* **Supplied records**
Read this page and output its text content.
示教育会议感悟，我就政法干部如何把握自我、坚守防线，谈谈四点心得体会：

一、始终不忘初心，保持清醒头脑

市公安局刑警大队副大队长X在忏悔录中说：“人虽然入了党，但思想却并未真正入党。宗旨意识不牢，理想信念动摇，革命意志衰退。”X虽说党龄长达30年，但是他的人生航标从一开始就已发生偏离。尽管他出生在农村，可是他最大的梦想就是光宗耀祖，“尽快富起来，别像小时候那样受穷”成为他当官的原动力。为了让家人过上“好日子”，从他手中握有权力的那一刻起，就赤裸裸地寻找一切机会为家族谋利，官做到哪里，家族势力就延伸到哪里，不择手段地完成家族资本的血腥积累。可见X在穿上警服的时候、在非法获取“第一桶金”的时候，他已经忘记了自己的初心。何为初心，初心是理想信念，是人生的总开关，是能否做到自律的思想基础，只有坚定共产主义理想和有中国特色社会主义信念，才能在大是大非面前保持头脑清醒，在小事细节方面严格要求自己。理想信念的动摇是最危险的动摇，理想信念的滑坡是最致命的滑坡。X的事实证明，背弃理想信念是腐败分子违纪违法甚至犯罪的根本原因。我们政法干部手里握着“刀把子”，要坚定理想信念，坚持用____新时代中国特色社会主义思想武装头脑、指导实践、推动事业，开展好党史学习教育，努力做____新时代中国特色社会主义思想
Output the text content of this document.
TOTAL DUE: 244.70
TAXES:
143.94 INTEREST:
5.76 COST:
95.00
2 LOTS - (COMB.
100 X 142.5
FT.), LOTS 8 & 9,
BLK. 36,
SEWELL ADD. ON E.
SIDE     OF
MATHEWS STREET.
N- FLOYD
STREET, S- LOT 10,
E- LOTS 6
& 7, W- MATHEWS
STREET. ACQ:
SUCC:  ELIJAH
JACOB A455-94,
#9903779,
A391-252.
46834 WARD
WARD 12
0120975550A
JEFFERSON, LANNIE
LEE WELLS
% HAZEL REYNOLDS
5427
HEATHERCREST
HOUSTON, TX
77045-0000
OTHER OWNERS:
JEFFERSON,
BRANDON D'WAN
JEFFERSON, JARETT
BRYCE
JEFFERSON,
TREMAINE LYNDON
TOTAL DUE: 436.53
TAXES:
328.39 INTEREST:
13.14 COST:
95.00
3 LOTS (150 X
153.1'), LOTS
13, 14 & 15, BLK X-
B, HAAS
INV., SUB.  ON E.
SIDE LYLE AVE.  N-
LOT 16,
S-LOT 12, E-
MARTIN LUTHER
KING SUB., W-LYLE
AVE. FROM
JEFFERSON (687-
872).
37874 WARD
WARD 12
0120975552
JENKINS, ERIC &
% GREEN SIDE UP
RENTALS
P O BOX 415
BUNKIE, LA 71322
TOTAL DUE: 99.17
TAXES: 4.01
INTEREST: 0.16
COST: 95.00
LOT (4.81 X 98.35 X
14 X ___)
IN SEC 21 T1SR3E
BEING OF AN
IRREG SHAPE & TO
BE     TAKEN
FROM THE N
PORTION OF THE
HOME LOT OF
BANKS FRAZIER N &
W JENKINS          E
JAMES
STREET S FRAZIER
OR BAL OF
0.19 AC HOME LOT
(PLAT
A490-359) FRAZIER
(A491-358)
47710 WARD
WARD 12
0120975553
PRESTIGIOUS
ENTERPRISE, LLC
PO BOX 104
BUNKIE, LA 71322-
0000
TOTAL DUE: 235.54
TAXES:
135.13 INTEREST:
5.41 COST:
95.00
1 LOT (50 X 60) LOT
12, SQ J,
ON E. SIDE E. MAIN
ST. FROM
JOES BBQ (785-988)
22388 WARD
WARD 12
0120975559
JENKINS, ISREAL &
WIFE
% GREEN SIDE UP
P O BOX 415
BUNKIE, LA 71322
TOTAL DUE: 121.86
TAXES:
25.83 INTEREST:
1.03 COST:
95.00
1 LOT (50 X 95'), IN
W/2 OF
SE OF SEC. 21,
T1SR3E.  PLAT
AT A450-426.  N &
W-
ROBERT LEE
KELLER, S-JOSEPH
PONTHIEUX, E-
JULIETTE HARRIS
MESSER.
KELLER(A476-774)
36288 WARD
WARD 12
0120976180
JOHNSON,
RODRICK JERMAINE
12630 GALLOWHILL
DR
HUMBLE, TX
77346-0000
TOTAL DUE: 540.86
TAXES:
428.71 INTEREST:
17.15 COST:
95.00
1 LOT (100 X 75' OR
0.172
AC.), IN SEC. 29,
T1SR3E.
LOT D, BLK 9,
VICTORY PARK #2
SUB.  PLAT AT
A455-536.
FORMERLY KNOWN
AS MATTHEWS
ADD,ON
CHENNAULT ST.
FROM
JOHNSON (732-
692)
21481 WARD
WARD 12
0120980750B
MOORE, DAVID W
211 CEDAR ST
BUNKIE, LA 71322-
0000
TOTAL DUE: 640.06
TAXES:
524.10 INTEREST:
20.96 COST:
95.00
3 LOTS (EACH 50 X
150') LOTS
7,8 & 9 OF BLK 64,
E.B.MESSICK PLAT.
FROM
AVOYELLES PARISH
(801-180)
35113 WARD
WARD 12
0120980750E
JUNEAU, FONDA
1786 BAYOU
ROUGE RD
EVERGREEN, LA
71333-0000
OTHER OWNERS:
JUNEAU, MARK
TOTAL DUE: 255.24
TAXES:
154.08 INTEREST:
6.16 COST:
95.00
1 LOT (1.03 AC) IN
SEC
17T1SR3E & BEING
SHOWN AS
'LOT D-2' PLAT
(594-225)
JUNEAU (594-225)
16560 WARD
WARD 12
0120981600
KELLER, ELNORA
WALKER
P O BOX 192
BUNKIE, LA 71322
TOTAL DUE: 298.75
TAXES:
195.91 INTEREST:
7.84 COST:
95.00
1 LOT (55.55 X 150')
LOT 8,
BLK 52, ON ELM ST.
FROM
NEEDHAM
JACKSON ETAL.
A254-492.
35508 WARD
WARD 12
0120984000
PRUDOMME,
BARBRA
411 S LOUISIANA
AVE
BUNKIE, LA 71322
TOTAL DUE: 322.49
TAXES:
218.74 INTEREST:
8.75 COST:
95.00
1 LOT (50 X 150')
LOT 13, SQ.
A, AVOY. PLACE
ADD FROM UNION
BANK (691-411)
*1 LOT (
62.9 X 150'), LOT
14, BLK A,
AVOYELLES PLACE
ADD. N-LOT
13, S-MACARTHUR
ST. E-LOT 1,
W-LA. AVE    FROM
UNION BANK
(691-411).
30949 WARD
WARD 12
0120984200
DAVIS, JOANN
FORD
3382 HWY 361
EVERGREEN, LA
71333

* **Requirements**
Would you restate each of the entries word for word?

* **Output for this exercise**
Read this page and output its text content.
示教育会议感悟，我就政法干部如何把握自我、坚守防线，谈谈四点心得体会：

一、始终不忘初心，保持清醒头脑

市公安局刑警大队副大队长X在忏悔录中说：“人虽然入了党，但思想却并未真正入党。宗旨意识不牢，理想信念动摇，革命意志衰退。”X虽说党龄长达30年，但是他的人生航标从一开始就已发生偏离。尽管他出生在农村，可是他最大的梦想就是光宗耀祖，“尽快富起来，别像小时候那样受穷”成为他当官的原动力。为了让家人过上“好日子”，从他手中握有权力的那一刻起，就赤裸裸地寻找一切机会为家族谋利，官做到哪里，家族势力就延伸到哪里，不择手段地完成家族资本的血腥积累。可见X在穿上警服的时候、在非法获取“第一桶金”的时候，他已经忘记了自己的初心。何为初心，初心是理想信念，是人生的总开关，是能否做到自律的思想基础，只有坚定共产主义理想和有中国特色社会主义信念，才能在大是大非面前保持头脑清醒，在小事细节方面严格要求自己。理想信念的动摇是最危险的动摇，理想信念的滑坡是最致命的滑坡。X的事实证明，背弃理想信念是腐败分子违纪违法甚至犯罪的根本原因。我们政法干部手里握着“刀把子”，要坚定理想信念，坚持用____新时代中国特色社会主义思想武装头脑、指导实践、推动事业，开展好党史学习教育，努力做____新时代中国特色社会主义思想
Output the text content of this document.
TOTAL DUE: 244.70
TAXES:
143.94 INTEREST:
5.76 COST:
95.00
2 LOTS - (COMB.
100 X 142.5
FT.), LOTS 8 & 9,
BLK. 36,
SEWELL ADD. ON E.
SIDE     OF
MATHEWS STREET.
N- FLOYD
STREET, S- LOT 10,
E- LOTS 6
& 7, W- MATHEWS
STREET. ACQ:
SUCC:  ELIJAH
JACOB A455-94,
#9903779,
A391-252.
46834 WARD
WARD 12
0120975550A
JEFFERSON, LANNIE
LEE WELLS
% HAZEL REYNOLDS
5427
HEATHERCREST
HOUSTON, TX
77045-0000
OTHER OWNERS:
JEFFERSON,
BRANDON D'WAN
JEFFERSON, JARETT
BRYCE
JEFFERSON,
TREMAINE LYNDON
TOTAL DUE: 436.53
TAXES:
328.39 INTEREST:
13.14 COST:
95.00
3 LOTS (150 X
153.1'), LOTS
13, 14 & 15, BLK X-
B, HAAS
INV., SUB.  ON E.
SIDE LYLE AVE.  N-
LOT 16,
S-LOT 12, E-
MARTIN LUTHER
KING SUB., W-LYLE
AVE. FROM
JEFFERSON (687-
872).
37874 WARD
WARD 12
0120975552
JENKINS, ERIC &
% GREEN SIDE UP
RENTALS
P O BOX 415
BUNKIE, LA 71322
TOTAL DUE: 99.17
TAXES: 4.01
INTEREST: 0.16
COST: 95.00
LOT (4.81 X 98.35 X
14 X ___)
IN SEC 21 T1SR3E
BEING OF AN
IRREG SHAPE & TO
BE     TAKEN
FROM THE N
PORTION OF THE
HOME LOT OF
BANKS FRAZIER N &
W JENKINS          E
JAMES
STREET S FRAZIER
OR BAL OF
0.19 AC HOME LOT
(PLAT
A490-359) FRAZIER
(A491-358)
47710 WARD
WARD 12
0120975553
PRESTIGIOUS
ENTERPRISE, LLC
PO BOX 104
BUNKIE, LA 71322-
0000
TOTAL DUE: 235.54
TAXES:
135.13 INTEREST:
5.41 COST:
95.00
1 LOT (50 X 60) LOT
12, SQ J,
ON E. SIDE E. MAIN
ST. FROM
JOES BBQ (785-988)
22388 WARD
WARD 12
0120975559
JENKINS, ISREAL &
WIFE
% GREEN SIDE UP
P O BOX 415
BUNKIE, LA 71322
TOTAL DUE: 121.86
TAXES:
25.83 INTEREST:
1.03 COST:
95.00
1 LOT (50 X 95'), IN
W/2 OF
SE OF SEC. 21,
T1SR3E.  PLAT
AT A450-426.  N &
W-
ROBERT LEE
KELLER, S-JOSEPH
PONTHIEUX, E-
JULIETTE HARRIS
MESSER.
KELLER(A476-774)
36288 WARD
WARD 12
0120976180
JOHNSON,
RODRICK JERMAINE
12630 GALLOWHILL
DR
HUMBLE, TX
77346-0000
TOTAL DUE: 540.86
TAXES:
428.71 INTEREST:
17.15 COST:
95.00
1 LOT (100 X 75' OR
0.172
AC.), IN SEC. 29,
T1SR3E.
LOT D, BLK 9,
VICTORY PARK #2
SUB.  PLAT AT
A455-536.
FORMERLY KNOWN
AS MATTHEWS
ADD,ON
CHENNAULT ST.
FROM
JOHNSON (732-
692)
21481 WARD
WARD 12
0120980750B
MOORE, DAVID W
211 CEDAR ST
BUNKIE, LA 71322-
0000
TOTAL DUE: 640.06
TAXES:
524.10 INTEREST:
20.96 COST:
95.00
3 LOTS (EACH 50 X
150') LOTS
7,8 & 9 OF BLK 64,
E.B.MESSICK PLAT.
FROM
AVOYELLES PARISH
(801-180)
35113 WARD
WARD 12
0120980750E
JUNEAU, FONDA
1786 BAYOU
ROUGE RD
EVERGREEN, LA
71333-0000
OTHER OWNERS:
JUNEAU, MARK
TOTAL DUE: 255.24
TAXES:
154.08 INTEREST:
6.16 COST:
95.00
1 LOT (1.03 AC) IN
SEC
17T1SR3E & BEING
SHOWN AS
'LOT D-2' PLAT
(594-225)
JUNEAU (594-225)
16560 WARD
WARD 12
0120981600
KELLER, ELNORA
WALKER
P O BOX 192
BUNKIE, LA 71322
TOTAL DUE: 298.75
TAXES:
195.91 INTEREST:
7.84 COST:
95.00
1 LOT (55.55 X 150')
LOT 8,
BLK 52, ON ELM ST.
FROM
NEEDHAM
JACKSON ETAL.
A254-492.
35508 WARD
WARD 12
0120984000
PRUDOMME,
BARBRA
411 S LOUISIANA
AVE
BUNKIE, LA 71322
TOTAL DUE: 322.49
TAXES:
218.74 INTEREST:
8.75 COST:
95.00
1 LOT (50 X 150')
LOT 13, SQ.
A, AVOY. PLACE
ADD FROM UNION
BANK (691-411)
*1 LOT (
62.9 X 150'), LOT
14, BLK A,
AVOYELLES PLACE
ADD. N-LOT
13, S-MACARTHUR
ST. E-LOT 1,
W-LA. AVE    FROM
UNION BANK
(691-411).
30949 WARD
WARD 12
0120984200
DAVIS, JOANN
FORD
3382 HWY 361
EVERGREEN, LA
71333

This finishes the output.